* Begin Dataset rows *

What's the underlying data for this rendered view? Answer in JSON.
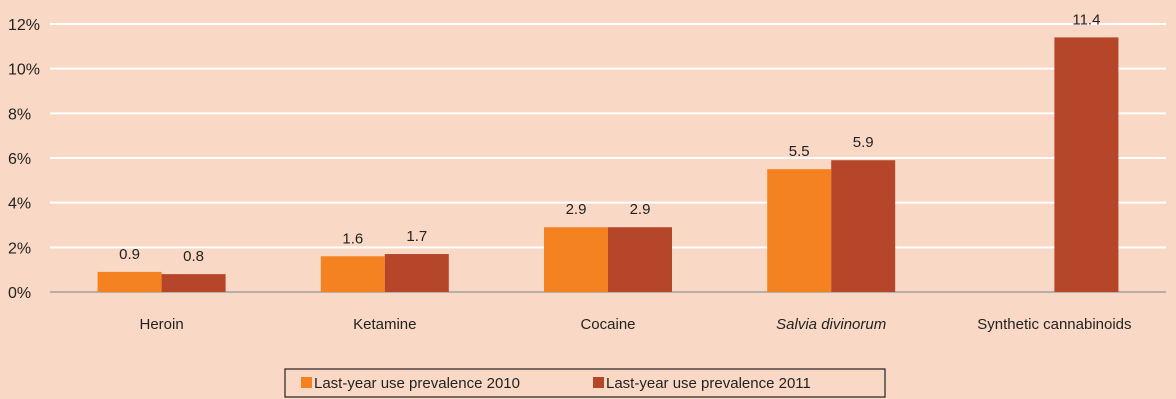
{
  "chart_data": {
    "type": "bar",
    "categories": [
      "Heroin",
      "Ketamine",
      "Cocaine",
      "Salvia divinorum",
      "Synthetic cannabinoids"
    ],
    "italic_categories": [
      "Salvia divinorum"
    ],
    "series": [
      {
        "name": "Last-year use prevalence 2010",
        "color": "#f58220",
        "values": [
          0.9,
          1.6,
          2.9,
          5.5,
          null
        ],
        "labels": [
          "0.9",
          "1.6",
          "2.9",
          "5.5",
          ""
        ]
      },
      {
        "name": "Last-year use prevalence 2011",
        "color": "#b5462a",
        "values": [
          0.8,
          1.7,
          2.9,
          5.9,
          11.4
        ],
        "labels": [
          "0.8",
          "1.7",
          "2.9",
          "5.9",
          "11.4"
        ]
      }
    ],
    "yticks": [
      0,
      2,
      4,
      6,
      8,
      10,
      12
    ],
    "ytick_labels": [
      "0%",
      "2%",
      "4%",
      "6%",
      "8%",
      "10%",
      "12%"
    ],
    "ylim": [
      0,
      12
    ],
    "grid": true,
    "legend_position": "bottom-center",
    "title": "",
    "xlabel": "",
    "ylabel": ""
  },
  "colors": {
    "background": "#f9d9c5",
    "gridline": "#ffffff",
    "axis": "#a0a0a0",
    "text": "#222222"
  }
}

* End Dataset rows *

### Written problem:
Check each line of the records for the string "Last" and state how many lines contain it. Give only the number.

### The reply:
2